— Start Task inputs —
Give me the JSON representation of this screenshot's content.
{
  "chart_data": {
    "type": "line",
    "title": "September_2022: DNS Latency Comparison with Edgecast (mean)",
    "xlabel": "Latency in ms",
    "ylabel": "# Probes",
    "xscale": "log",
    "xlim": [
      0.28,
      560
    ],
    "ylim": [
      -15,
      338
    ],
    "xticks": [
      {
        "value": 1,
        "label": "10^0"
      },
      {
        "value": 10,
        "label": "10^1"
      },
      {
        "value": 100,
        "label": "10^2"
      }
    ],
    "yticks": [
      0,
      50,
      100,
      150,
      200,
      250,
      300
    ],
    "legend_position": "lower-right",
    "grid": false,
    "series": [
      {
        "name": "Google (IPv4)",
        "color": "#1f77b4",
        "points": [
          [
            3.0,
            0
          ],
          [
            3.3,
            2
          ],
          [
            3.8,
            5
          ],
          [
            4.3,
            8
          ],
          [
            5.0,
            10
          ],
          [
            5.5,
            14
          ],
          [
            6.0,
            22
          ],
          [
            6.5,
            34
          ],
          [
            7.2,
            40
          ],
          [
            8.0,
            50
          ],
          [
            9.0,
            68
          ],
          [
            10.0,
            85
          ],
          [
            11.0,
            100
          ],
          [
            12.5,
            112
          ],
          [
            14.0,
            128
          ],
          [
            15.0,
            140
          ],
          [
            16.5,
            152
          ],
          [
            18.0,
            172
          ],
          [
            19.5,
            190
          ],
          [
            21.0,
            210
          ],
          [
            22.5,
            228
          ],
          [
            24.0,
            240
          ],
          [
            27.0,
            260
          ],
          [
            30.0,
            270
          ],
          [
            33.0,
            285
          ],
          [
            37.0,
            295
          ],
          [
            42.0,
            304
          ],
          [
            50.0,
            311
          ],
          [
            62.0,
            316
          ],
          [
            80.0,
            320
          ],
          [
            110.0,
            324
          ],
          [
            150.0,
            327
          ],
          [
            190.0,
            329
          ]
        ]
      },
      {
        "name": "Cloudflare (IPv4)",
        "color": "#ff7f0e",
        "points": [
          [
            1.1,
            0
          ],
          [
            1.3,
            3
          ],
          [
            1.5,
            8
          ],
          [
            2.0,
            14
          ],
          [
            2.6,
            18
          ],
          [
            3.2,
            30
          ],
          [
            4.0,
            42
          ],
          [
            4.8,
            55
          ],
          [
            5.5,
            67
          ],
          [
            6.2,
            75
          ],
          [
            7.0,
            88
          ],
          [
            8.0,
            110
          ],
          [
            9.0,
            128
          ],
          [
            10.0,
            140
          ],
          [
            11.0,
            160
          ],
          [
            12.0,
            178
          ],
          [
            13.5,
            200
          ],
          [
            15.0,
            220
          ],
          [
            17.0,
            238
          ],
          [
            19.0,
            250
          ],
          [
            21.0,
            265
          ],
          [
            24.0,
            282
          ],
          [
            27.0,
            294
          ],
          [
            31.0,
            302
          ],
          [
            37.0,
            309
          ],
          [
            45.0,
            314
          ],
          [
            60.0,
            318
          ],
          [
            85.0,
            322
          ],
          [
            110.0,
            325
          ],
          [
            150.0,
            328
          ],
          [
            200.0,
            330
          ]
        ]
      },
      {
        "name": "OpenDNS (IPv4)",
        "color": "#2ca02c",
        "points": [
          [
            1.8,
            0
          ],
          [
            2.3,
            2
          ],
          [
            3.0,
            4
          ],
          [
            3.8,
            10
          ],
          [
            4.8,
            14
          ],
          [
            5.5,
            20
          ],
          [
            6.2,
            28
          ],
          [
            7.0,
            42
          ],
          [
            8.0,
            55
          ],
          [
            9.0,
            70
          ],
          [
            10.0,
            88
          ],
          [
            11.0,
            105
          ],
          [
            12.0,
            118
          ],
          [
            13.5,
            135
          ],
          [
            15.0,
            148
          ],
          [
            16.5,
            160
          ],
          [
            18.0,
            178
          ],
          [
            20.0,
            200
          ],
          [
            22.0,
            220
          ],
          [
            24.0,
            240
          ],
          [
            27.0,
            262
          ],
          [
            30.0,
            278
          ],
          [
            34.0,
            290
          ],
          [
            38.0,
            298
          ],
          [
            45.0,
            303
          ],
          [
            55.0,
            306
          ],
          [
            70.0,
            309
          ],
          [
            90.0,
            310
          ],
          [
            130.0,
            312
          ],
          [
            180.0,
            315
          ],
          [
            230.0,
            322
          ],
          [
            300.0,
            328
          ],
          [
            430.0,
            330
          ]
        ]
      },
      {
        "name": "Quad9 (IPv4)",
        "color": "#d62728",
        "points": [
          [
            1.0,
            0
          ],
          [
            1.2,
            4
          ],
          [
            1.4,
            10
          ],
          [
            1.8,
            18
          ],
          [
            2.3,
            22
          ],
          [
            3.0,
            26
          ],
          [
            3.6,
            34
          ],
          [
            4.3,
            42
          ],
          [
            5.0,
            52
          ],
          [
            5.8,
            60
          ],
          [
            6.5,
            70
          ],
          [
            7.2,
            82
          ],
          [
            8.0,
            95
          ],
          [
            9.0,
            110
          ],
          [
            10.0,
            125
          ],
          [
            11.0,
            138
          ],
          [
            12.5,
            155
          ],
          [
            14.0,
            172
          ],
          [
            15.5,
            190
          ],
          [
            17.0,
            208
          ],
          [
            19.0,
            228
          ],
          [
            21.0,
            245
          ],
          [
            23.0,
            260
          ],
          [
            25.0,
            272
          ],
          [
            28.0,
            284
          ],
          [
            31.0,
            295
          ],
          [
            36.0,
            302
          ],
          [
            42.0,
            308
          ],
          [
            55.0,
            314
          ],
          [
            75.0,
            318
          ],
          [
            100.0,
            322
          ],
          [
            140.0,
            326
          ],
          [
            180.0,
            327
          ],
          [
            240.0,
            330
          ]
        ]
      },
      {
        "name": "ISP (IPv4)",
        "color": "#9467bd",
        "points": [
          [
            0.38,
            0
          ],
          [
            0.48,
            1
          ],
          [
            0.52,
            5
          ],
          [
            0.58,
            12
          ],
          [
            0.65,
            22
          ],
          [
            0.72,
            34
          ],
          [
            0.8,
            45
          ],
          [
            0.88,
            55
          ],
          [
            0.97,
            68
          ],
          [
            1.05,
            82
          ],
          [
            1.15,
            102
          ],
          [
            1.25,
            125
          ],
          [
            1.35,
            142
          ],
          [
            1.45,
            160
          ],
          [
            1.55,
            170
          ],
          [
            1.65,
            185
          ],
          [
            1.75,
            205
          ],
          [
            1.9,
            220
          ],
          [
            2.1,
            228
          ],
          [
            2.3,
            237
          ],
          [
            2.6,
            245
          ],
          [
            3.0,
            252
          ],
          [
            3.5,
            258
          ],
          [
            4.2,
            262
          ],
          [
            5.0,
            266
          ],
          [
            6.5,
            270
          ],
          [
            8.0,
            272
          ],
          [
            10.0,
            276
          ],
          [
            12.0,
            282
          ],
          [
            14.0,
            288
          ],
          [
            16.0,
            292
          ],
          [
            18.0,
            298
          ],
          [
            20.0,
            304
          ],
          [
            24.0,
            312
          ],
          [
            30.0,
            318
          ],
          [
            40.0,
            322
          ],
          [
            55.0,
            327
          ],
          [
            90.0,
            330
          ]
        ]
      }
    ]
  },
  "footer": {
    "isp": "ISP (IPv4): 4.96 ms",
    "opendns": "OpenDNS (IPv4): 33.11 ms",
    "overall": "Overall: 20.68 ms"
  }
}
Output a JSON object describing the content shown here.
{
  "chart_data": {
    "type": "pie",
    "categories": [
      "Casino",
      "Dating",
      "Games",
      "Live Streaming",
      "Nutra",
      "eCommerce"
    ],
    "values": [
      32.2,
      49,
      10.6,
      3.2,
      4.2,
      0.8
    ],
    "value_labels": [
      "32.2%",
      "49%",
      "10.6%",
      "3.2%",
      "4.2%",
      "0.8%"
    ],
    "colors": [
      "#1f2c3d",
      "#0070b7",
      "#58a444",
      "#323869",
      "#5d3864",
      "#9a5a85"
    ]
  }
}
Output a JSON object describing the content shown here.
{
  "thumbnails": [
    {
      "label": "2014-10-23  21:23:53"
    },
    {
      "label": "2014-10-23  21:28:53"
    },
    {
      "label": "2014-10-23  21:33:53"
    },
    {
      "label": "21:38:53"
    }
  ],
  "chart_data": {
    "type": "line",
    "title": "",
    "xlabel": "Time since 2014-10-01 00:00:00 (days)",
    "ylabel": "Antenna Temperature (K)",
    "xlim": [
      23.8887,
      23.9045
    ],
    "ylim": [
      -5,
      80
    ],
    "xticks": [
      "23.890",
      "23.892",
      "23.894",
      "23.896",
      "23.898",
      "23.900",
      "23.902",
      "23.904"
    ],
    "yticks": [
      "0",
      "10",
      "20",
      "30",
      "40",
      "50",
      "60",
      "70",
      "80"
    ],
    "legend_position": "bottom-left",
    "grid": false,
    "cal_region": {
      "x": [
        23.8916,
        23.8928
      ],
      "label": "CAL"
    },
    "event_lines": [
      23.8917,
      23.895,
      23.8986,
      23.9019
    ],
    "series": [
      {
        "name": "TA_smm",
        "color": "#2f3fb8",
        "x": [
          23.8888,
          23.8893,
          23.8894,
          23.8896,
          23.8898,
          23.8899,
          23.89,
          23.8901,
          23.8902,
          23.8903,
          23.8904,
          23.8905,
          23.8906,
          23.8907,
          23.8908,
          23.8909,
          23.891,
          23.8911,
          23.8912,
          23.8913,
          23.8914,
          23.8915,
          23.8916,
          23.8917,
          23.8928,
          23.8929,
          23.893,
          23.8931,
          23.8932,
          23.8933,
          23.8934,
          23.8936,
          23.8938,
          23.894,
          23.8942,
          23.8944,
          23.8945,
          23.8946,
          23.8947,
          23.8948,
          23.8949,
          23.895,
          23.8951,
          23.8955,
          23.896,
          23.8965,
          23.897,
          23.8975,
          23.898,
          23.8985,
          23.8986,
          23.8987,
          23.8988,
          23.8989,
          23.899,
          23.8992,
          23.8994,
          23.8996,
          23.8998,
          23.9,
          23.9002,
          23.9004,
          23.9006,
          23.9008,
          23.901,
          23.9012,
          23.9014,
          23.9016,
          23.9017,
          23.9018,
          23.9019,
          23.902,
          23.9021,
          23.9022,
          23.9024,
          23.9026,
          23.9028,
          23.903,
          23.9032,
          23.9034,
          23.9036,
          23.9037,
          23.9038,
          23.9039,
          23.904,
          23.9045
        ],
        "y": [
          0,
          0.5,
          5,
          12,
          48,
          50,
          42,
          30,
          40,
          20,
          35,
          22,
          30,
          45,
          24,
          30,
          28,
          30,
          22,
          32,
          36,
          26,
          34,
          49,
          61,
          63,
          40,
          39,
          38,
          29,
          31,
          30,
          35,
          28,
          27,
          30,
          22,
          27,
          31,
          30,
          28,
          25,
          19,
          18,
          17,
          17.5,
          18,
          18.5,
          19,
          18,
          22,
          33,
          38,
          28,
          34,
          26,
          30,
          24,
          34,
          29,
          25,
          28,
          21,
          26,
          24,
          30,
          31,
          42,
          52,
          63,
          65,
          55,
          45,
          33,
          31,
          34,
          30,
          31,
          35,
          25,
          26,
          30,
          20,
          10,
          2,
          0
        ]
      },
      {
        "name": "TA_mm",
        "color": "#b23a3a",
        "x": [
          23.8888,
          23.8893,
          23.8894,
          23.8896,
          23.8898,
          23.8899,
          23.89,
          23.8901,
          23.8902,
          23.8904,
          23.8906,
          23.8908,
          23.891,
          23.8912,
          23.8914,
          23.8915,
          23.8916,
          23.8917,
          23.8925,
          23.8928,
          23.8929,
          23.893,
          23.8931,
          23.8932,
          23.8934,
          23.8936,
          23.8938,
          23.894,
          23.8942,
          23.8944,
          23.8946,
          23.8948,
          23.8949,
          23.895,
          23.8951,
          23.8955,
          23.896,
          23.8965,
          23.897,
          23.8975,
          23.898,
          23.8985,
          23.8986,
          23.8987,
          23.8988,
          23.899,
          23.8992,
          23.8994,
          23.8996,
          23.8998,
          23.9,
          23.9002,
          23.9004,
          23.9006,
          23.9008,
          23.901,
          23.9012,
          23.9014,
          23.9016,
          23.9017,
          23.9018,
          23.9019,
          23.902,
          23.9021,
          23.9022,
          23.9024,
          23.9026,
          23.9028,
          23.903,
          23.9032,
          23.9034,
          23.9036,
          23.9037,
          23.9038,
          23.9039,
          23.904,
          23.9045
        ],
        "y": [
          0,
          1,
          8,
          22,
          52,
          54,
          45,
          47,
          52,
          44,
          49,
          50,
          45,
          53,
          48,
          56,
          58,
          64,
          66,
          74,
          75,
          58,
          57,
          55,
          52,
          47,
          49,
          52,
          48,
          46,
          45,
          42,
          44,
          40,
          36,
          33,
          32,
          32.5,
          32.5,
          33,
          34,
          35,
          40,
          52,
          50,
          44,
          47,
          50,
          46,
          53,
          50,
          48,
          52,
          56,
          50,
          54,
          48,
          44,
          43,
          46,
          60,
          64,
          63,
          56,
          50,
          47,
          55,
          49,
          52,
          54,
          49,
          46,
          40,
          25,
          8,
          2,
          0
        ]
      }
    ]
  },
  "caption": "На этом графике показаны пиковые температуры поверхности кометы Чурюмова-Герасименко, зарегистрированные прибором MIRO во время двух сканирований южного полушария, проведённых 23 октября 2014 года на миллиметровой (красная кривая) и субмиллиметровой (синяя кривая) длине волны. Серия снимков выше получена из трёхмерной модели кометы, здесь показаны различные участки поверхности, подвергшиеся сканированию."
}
— End Task inputs —
### Given instruction:
Copy each line above containing the string "OpenDNS".

### Problem solution:
        "name": "OpenDNS (IPv4)",
    "opendns": "OpenDNS (IPv4): 33.11 ms",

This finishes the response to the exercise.